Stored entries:
☆ ☆ ☆ ☆ ☆

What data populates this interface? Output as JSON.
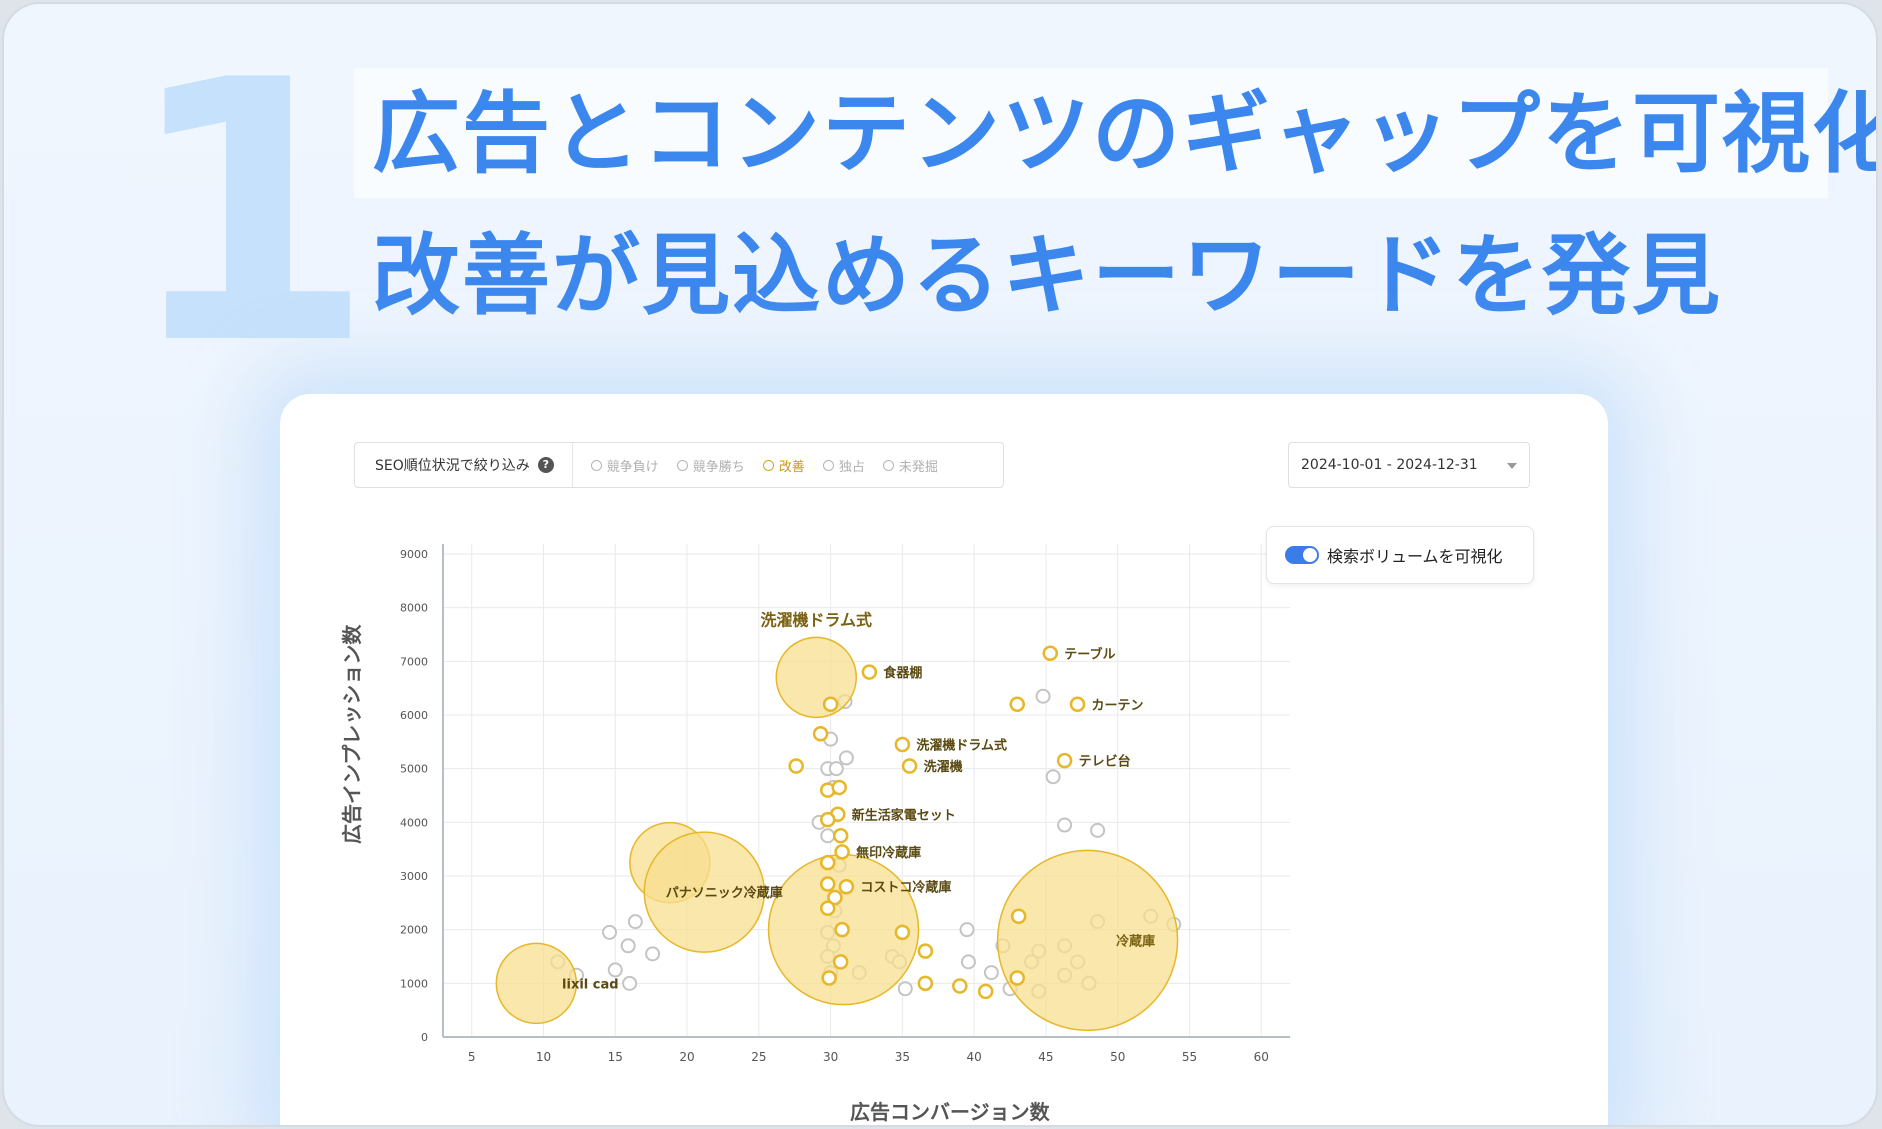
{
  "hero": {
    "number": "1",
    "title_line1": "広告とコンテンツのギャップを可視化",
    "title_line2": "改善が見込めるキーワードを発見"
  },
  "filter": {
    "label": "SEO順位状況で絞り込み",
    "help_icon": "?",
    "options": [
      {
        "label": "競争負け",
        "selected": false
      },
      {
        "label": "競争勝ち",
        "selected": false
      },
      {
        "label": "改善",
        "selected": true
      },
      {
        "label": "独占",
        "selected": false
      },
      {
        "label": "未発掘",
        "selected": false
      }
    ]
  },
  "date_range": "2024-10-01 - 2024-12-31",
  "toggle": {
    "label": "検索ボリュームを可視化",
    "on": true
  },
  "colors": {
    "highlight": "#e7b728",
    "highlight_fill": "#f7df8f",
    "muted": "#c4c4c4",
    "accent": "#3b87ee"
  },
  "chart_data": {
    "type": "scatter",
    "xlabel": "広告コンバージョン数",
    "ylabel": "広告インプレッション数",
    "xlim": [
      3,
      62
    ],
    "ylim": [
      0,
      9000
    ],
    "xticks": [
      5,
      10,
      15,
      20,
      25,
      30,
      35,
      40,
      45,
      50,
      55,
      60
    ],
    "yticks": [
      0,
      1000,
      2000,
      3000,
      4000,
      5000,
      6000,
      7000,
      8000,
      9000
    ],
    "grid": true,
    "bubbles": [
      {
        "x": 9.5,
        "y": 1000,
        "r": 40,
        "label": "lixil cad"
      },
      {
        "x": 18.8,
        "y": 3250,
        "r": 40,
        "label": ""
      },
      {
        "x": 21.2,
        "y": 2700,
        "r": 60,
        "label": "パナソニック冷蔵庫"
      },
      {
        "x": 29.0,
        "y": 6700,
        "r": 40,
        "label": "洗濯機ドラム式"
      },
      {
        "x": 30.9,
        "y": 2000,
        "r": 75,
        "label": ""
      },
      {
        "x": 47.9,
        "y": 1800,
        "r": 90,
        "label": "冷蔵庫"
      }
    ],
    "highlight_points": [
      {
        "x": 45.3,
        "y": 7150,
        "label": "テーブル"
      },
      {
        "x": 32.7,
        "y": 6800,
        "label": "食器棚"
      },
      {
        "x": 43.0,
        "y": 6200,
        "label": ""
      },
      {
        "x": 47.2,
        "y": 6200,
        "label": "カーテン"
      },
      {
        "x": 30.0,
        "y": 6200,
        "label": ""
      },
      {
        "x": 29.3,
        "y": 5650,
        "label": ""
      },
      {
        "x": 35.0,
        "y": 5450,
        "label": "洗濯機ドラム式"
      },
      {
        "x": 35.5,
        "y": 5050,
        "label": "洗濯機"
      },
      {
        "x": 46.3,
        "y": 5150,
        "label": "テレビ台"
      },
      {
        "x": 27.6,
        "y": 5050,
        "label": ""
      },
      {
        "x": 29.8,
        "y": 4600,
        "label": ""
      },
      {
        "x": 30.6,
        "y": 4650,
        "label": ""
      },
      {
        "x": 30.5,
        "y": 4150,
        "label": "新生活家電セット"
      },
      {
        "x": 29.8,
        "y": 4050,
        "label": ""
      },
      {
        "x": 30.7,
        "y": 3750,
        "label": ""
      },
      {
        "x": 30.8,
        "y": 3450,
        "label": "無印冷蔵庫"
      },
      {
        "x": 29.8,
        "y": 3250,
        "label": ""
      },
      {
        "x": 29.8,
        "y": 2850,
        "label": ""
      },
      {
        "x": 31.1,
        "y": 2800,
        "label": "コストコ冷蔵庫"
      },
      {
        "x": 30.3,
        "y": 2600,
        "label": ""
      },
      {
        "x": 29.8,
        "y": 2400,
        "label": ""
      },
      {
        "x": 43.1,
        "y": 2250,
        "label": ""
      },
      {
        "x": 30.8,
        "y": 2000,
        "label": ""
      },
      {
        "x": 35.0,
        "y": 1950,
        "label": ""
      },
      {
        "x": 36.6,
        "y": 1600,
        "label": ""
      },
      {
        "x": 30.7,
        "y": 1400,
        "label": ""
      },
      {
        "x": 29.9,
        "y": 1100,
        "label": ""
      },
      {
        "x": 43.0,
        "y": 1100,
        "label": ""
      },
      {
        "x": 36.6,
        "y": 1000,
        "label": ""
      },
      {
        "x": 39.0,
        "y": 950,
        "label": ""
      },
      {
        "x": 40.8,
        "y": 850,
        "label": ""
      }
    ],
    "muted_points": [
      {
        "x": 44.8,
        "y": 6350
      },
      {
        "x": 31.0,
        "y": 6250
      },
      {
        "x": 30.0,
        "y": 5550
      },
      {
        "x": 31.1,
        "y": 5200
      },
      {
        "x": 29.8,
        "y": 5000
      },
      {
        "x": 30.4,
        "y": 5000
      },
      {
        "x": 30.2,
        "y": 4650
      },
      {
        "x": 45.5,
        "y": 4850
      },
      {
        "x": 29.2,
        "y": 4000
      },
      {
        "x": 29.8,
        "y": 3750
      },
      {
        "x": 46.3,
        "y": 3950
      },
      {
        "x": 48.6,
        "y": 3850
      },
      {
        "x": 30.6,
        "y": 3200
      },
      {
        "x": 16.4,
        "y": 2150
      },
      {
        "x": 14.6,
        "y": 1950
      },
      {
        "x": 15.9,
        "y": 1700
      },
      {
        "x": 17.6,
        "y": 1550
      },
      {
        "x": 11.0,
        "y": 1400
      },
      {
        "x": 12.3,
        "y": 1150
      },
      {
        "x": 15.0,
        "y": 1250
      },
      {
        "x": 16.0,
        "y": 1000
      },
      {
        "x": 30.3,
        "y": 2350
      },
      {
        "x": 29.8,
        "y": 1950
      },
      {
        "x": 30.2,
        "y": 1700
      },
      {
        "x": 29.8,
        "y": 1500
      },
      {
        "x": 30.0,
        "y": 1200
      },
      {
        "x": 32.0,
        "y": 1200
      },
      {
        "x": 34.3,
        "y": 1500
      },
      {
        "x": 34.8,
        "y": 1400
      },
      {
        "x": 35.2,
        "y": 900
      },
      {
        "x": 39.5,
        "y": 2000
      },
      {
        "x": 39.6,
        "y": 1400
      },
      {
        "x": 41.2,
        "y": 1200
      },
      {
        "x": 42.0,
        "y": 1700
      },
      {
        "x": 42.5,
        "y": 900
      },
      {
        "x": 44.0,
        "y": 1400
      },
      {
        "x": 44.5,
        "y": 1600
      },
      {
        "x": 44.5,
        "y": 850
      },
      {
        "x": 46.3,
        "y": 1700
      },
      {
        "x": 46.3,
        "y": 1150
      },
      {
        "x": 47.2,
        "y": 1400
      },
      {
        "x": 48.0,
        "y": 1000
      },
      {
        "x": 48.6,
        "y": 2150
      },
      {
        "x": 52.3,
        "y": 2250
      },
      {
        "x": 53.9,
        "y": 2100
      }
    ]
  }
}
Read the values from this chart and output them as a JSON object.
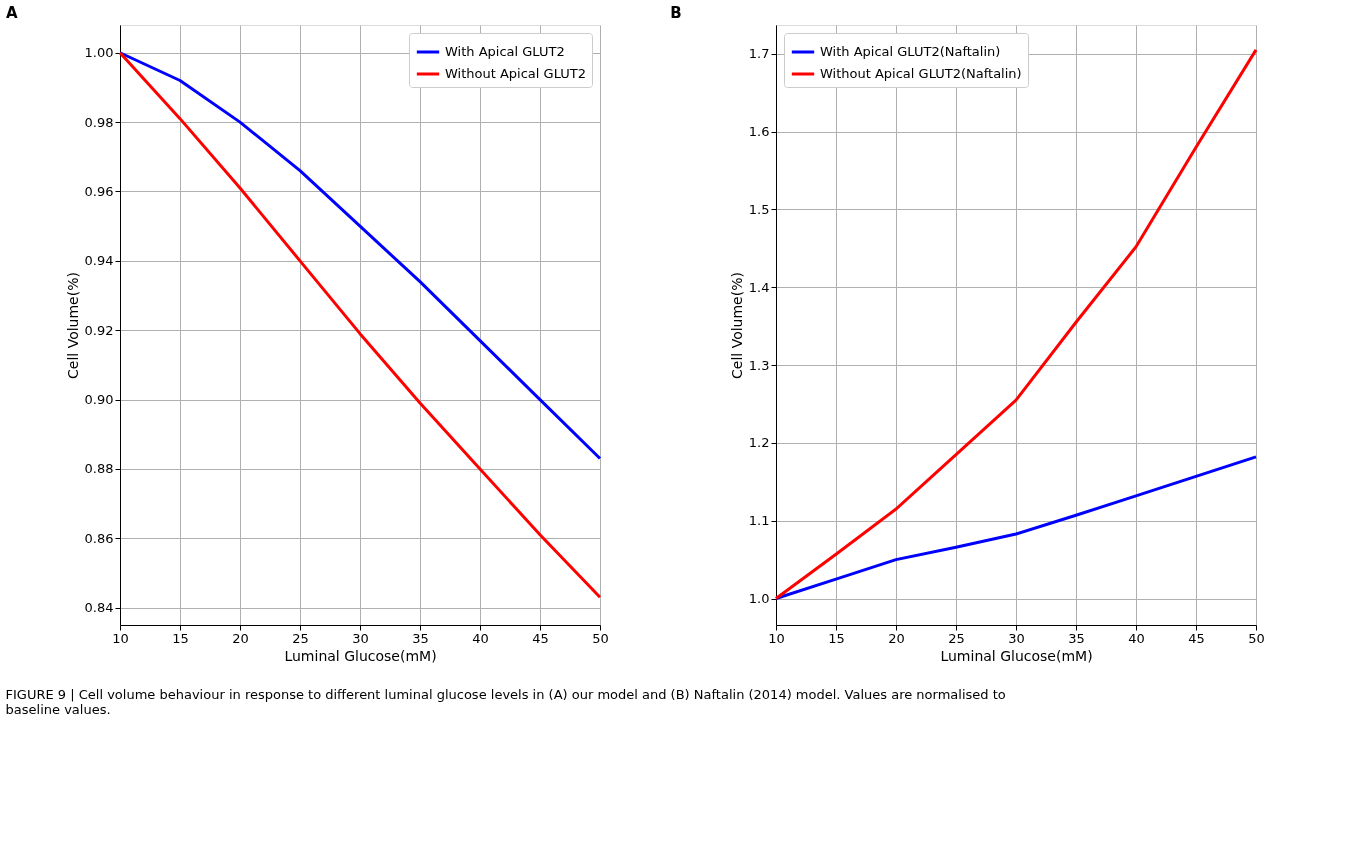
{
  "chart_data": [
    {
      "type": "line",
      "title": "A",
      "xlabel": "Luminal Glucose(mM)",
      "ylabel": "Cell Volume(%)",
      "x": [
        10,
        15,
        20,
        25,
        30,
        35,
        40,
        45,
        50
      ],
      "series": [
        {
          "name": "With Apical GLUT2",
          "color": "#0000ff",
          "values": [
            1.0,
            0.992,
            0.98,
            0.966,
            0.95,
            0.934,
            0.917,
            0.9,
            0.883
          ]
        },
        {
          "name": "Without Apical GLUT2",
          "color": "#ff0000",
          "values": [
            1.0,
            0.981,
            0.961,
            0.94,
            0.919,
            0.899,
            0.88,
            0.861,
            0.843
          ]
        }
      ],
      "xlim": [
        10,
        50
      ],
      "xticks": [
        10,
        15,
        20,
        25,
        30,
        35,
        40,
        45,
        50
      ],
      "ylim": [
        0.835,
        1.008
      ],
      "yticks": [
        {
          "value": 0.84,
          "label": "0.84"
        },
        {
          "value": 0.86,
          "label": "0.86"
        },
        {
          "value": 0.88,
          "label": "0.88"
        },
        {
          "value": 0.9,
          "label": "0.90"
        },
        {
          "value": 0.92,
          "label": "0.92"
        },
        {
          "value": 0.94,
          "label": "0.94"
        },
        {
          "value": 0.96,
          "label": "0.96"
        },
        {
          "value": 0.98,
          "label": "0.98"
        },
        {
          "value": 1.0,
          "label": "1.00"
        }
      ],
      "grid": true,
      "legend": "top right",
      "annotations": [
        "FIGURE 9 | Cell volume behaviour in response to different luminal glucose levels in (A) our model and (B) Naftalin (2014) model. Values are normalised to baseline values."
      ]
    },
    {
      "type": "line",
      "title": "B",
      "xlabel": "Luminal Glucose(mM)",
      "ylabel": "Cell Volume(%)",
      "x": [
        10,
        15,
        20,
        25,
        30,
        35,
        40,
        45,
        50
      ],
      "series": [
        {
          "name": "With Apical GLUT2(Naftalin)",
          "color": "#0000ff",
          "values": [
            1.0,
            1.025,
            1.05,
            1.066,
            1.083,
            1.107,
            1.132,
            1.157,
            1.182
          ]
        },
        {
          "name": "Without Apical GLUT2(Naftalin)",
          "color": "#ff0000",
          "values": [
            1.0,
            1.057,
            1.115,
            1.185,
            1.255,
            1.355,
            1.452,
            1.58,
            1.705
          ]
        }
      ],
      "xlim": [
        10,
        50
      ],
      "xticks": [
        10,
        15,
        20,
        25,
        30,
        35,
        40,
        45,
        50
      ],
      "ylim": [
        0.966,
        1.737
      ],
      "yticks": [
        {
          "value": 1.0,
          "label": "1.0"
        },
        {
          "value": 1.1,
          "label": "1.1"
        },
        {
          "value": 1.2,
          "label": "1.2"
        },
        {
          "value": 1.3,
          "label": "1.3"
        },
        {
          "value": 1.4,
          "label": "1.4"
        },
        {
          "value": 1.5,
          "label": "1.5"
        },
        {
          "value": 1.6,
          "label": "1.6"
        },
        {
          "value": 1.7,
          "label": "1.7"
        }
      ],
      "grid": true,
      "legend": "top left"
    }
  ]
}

☆ ☆ ☆ ☆ ☆

Set exercise:
Show every line where the string "this" appears.

Correct response:
What data populates this interface? Output as JSON.
Read the values from this chart and output them as a JSON object.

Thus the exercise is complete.